Items:

· · · · · · ·

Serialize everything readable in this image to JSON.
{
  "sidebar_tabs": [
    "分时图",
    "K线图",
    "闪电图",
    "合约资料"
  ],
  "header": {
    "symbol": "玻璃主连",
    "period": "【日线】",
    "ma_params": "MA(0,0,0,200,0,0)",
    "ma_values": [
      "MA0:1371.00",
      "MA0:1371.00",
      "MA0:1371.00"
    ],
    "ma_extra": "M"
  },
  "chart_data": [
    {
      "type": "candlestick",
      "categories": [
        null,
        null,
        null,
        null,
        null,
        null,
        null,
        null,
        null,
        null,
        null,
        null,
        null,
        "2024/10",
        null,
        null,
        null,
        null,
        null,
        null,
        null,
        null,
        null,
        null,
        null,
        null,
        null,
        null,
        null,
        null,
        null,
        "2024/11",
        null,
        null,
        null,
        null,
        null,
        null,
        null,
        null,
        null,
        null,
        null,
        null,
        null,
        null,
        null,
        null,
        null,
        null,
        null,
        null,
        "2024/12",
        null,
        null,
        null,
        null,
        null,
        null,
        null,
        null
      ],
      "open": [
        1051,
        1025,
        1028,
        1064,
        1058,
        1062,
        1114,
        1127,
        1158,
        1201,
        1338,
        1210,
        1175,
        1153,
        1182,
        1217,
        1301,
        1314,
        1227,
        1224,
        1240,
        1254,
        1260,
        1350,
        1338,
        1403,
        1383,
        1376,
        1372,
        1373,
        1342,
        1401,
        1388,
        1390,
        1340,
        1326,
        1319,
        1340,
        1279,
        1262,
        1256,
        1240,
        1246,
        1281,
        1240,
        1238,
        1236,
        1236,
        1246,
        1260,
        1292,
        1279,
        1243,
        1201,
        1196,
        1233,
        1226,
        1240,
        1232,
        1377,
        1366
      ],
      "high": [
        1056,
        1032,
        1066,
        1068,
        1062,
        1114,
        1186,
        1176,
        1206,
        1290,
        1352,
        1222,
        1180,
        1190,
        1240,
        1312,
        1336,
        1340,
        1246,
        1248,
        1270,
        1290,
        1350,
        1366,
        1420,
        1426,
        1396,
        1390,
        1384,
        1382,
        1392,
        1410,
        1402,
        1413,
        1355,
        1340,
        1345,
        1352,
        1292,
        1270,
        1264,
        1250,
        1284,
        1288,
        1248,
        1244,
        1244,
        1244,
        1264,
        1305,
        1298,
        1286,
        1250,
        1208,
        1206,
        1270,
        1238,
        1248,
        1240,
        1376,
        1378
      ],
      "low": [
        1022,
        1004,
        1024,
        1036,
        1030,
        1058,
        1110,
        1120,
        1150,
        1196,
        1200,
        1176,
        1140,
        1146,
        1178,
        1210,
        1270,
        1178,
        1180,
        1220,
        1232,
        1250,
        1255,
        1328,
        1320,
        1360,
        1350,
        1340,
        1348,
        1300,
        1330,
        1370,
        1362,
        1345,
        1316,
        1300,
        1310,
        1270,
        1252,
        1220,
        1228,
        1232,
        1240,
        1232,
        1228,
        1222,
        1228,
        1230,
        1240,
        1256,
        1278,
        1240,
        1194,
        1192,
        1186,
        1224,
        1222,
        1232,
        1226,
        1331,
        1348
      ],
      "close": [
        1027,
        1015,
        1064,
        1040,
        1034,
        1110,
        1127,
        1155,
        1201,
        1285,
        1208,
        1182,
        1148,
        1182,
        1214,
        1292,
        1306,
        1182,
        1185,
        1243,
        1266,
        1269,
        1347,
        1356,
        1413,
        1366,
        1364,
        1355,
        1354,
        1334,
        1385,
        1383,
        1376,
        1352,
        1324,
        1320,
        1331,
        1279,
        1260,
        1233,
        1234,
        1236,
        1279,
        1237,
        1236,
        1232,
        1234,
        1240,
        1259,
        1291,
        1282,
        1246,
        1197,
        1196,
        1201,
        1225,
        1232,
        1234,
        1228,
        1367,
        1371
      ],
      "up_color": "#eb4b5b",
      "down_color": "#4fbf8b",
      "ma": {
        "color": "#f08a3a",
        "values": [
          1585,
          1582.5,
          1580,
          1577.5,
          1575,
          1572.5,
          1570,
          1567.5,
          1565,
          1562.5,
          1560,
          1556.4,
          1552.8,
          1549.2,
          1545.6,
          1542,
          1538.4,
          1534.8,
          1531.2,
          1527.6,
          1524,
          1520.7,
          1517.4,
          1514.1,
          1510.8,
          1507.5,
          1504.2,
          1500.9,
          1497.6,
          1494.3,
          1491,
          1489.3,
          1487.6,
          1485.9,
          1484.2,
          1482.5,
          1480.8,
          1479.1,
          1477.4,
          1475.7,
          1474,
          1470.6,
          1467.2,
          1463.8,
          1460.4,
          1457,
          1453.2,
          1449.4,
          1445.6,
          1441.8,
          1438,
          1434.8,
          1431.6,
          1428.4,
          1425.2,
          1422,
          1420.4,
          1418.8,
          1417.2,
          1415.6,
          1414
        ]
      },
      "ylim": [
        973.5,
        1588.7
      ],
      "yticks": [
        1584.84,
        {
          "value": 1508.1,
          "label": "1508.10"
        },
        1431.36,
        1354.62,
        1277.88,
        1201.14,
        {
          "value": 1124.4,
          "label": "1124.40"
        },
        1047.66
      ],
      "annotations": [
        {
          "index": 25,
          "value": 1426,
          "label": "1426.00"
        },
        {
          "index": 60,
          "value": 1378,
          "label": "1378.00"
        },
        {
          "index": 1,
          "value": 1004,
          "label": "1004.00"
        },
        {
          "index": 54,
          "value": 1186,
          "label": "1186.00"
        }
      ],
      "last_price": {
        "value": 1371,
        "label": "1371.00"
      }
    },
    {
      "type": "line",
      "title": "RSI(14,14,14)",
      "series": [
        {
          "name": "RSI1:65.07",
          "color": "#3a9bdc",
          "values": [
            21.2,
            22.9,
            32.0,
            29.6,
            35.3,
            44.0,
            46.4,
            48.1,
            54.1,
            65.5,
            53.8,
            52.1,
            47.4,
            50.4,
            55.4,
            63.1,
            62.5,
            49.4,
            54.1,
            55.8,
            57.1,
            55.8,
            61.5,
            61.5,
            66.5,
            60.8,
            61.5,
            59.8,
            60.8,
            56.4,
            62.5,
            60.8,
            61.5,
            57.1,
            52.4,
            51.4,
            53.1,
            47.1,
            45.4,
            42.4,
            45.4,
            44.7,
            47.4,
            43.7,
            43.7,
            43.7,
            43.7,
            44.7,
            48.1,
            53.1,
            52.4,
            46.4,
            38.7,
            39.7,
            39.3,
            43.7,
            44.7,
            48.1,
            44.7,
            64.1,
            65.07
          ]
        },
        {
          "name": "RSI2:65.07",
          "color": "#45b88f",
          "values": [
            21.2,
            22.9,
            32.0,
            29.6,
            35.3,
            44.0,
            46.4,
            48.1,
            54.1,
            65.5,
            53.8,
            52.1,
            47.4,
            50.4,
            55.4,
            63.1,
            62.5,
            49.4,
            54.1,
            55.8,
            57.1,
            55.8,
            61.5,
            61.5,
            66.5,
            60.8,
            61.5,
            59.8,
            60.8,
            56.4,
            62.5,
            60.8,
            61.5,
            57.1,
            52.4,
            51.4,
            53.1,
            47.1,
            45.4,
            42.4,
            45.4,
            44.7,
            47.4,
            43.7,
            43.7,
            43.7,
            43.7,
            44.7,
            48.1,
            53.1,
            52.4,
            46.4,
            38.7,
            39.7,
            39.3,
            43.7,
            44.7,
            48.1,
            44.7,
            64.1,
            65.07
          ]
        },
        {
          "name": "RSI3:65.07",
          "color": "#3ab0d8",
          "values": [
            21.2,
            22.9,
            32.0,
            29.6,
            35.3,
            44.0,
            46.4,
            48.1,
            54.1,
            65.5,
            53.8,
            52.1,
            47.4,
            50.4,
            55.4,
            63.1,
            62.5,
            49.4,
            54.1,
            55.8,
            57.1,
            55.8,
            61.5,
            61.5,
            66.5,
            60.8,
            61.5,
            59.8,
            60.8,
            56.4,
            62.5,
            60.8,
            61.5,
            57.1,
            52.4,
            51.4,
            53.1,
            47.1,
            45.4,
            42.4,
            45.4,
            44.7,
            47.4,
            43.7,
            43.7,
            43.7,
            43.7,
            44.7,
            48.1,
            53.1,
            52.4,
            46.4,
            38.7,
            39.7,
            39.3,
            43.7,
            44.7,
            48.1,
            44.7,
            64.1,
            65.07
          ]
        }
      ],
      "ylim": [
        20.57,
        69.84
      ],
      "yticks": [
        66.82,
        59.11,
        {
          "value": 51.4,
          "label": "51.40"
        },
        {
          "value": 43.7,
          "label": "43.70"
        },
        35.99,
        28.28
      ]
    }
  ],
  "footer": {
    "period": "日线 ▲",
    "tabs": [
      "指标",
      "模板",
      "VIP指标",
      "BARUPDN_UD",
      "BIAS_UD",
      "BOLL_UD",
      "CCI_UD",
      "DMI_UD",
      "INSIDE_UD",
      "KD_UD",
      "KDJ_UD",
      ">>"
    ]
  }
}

· · · · · · ·

Written problem:
State how many lines of the material contain the string "label", with no other words.

Response for this exercise:
9